§ DIRECTION: Copy every line of the records below where the word "necessary" occurs.

§ INPUT MATERIAL:
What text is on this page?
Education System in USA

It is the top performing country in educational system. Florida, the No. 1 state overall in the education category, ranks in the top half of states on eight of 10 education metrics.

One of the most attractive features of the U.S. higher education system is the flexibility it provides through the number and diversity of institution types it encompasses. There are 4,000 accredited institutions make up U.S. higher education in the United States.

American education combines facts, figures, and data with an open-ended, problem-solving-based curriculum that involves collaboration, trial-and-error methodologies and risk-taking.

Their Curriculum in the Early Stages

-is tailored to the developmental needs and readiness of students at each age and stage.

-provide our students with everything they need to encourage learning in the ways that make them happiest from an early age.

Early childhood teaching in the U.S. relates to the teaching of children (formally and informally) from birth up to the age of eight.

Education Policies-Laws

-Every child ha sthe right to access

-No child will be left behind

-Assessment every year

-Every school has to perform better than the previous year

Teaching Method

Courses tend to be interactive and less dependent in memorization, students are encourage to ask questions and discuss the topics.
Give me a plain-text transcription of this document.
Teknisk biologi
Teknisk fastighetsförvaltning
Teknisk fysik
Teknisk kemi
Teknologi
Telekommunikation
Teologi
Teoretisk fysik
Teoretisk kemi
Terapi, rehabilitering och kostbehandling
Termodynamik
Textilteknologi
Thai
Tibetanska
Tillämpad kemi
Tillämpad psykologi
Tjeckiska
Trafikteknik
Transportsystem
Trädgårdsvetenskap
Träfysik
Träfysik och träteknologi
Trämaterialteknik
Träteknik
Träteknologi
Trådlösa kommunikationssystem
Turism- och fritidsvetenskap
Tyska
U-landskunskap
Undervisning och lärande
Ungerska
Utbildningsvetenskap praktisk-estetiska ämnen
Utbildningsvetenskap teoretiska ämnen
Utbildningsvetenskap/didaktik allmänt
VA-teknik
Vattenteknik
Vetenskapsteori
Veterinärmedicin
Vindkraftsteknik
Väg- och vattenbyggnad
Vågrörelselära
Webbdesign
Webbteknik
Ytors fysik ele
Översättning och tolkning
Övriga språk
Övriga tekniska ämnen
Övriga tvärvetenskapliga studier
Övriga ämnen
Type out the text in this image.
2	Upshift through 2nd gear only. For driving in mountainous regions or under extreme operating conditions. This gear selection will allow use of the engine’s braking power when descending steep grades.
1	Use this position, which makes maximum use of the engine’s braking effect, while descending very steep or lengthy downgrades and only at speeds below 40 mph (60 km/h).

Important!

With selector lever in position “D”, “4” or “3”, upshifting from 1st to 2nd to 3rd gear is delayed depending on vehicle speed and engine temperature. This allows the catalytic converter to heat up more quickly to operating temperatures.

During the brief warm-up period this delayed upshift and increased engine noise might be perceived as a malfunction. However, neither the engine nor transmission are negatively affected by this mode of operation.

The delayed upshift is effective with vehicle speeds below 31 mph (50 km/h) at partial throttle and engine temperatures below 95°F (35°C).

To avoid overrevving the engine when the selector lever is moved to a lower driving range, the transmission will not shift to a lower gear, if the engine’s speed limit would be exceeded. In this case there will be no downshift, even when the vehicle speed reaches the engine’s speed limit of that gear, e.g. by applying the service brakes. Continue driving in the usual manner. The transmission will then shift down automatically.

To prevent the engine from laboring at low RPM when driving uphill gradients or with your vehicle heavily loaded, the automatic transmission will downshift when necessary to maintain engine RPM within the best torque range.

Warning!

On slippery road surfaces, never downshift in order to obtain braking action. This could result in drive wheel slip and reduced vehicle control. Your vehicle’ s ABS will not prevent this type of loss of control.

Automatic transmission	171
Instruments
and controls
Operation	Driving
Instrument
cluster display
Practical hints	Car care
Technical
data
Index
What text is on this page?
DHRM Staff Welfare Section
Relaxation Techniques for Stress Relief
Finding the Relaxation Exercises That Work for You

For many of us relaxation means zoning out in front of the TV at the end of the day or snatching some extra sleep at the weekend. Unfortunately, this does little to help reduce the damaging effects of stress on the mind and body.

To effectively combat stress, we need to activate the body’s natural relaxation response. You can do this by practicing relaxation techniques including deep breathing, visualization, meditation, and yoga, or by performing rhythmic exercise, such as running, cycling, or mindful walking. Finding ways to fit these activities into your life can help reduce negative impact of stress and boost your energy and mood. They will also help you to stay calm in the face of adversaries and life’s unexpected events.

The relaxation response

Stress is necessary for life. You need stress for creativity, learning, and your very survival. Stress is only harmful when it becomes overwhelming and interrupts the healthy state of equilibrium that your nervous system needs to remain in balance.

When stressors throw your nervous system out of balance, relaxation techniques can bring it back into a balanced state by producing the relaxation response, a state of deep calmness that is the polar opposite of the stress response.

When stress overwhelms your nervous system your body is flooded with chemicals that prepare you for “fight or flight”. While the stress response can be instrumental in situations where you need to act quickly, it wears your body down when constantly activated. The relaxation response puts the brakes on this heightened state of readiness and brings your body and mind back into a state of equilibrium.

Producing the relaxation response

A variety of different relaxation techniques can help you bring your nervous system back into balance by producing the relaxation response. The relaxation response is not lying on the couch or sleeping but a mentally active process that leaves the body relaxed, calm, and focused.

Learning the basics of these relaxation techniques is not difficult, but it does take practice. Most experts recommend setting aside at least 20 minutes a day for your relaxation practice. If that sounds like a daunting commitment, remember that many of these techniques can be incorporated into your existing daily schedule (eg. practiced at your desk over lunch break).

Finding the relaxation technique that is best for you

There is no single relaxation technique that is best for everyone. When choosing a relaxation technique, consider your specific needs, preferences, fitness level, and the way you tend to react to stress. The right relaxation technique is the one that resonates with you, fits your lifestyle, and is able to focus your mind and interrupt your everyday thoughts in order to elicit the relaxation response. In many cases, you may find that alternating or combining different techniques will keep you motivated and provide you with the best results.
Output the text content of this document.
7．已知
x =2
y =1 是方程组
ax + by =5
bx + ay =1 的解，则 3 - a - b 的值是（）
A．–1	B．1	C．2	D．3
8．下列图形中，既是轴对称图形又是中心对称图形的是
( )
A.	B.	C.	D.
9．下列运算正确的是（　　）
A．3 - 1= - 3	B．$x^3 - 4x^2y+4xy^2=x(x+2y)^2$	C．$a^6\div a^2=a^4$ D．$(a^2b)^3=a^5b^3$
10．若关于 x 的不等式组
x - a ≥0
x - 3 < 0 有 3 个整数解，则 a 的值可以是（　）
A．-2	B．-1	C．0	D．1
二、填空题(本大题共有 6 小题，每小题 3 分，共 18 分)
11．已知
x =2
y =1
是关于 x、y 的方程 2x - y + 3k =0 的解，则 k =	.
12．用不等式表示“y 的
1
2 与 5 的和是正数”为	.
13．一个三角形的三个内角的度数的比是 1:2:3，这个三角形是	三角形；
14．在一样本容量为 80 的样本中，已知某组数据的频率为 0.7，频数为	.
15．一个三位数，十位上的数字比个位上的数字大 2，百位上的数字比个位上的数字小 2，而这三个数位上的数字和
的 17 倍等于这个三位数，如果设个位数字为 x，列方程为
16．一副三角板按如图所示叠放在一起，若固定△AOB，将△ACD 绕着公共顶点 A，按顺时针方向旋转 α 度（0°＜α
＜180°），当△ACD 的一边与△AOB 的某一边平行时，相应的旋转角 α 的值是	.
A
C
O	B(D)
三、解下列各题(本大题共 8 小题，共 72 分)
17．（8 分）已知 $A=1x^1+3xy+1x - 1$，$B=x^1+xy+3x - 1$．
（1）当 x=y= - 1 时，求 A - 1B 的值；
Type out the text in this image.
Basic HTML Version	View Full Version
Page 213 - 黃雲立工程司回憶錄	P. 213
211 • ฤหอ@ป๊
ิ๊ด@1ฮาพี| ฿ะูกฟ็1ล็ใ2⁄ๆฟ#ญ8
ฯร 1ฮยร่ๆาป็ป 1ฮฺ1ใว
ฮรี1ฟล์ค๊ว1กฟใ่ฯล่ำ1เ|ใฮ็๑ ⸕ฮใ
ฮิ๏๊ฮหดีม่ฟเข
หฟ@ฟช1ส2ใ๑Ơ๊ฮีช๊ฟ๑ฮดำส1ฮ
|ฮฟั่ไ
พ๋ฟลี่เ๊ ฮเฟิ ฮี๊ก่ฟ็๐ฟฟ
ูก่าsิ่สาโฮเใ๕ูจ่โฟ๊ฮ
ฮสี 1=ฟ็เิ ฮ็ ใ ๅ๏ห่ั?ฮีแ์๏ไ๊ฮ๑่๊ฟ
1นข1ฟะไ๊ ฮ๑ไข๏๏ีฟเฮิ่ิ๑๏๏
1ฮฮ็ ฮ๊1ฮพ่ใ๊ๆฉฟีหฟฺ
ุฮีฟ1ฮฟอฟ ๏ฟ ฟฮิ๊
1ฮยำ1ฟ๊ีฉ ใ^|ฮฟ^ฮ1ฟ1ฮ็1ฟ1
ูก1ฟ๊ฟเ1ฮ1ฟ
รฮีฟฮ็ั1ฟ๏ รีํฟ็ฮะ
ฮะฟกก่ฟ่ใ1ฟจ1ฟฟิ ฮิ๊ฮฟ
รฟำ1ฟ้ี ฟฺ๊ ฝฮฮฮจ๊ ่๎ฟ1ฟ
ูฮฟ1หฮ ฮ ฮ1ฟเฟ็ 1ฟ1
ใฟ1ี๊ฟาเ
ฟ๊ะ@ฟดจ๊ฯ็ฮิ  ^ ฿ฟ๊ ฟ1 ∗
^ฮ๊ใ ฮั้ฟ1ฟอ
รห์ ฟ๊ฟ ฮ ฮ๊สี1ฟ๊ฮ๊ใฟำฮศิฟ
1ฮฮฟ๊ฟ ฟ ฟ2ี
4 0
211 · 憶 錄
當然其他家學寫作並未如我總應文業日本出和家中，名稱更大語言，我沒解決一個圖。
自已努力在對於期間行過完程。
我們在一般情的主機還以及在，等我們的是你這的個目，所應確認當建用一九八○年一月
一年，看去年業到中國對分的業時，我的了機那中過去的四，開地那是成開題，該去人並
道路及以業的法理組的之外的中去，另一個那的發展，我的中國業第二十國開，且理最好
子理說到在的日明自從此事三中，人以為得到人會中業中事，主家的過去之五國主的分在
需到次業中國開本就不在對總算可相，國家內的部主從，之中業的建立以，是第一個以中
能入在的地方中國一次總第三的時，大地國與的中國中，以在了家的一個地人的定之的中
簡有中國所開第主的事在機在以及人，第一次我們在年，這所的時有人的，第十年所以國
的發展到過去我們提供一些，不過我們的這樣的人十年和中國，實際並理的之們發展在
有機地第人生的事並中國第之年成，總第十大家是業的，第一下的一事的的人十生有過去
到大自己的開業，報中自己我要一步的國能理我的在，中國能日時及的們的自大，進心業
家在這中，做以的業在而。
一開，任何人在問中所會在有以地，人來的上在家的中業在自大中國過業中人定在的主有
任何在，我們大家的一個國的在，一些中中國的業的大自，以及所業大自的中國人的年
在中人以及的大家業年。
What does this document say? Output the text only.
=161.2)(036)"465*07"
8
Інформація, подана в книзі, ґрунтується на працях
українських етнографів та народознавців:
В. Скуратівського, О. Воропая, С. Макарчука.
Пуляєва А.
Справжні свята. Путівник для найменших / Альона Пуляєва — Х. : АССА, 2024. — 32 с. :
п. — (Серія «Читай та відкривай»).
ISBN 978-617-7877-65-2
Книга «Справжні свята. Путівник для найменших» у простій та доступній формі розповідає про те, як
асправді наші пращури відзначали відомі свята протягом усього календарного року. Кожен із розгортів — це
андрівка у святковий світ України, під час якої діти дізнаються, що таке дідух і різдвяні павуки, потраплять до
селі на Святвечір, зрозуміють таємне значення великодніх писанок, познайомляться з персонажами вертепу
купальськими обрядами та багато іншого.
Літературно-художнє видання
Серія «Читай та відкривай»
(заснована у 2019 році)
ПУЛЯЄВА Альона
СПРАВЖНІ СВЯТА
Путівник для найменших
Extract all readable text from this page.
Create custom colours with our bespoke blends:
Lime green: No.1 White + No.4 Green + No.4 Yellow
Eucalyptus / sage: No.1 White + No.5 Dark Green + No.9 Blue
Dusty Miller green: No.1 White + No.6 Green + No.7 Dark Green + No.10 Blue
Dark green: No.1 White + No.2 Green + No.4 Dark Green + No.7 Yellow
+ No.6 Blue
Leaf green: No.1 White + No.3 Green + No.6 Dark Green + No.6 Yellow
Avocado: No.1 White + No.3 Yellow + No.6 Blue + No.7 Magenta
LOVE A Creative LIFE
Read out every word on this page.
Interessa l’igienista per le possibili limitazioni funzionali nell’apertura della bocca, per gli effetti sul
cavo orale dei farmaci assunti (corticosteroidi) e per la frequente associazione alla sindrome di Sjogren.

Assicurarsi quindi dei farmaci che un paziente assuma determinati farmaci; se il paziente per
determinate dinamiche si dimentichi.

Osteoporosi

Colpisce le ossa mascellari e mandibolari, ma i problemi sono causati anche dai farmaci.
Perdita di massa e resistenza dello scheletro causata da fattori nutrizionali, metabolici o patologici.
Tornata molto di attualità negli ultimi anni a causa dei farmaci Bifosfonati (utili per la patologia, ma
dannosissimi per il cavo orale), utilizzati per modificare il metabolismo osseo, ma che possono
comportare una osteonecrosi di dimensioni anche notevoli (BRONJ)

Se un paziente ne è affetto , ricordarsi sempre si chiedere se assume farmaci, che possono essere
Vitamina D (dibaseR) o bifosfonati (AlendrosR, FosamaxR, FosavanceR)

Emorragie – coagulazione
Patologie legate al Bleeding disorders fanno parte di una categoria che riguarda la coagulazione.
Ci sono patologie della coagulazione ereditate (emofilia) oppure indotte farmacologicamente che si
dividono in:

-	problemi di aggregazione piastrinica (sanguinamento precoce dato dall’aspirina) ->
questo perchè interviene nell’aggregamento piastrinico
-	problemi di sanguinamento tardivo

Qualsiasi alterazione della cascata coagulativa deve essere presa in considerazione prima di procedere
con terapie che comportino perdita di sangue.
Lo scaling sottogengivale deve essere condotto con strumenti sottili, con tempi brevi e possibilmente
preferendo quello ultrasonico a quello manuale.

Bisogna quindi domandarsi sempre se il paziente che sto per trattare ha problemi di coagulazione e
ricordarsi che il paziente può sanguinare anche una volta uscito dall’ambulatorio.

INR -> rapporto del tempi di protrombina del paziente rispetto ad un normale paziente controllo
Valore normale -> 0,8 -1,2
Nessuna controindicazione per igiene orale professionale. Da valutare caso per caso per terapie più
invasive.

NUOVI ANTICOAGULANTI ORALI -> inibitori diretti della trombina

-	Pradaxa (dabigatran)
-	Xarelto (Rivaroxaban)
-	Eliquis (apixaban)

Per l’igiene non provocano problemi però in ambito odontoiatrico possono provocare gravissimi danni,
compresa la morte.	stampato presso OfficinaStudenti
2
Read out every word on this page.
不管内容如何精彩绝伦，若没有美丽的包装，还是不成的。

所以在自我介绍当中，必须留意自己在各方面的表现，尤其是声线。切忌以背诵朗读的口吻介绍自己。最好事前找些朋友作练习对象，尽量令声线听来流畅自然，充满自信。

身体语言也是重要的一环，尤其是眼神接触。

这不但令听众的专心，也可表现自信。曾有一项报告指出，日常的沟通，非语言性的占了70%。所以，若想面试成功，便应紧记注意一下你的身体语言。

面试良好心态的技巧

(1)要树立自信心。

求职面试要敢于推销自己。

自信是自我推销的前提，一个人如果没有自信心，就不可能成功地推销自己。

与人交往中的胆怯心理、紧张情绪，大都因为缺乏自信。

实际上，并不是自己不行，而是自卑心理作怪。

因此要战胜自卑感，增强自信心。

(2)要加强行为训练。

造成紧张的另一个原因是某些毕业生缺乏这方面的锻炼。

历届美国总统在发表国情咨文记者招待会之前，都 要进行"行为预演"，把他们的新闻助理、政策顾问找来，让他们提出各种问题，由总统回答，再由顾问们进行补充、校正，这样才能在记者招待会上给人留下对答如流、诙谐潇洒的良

§ EXERCISE RESULT:
To prevent the engine from laboring at low RPM when driving uphill gradients or with your vehicle heavily loaded, the automatic transmission will downshift when necessary to maintain engine RPM within the best torque range.
Stress is necessary for life. You need stress for creativity, learning, and your very survival. Stress is only harmful when it becomes overwhelming and interrupts the healthy state of equilibrium that your nervous system needs to remain in balance.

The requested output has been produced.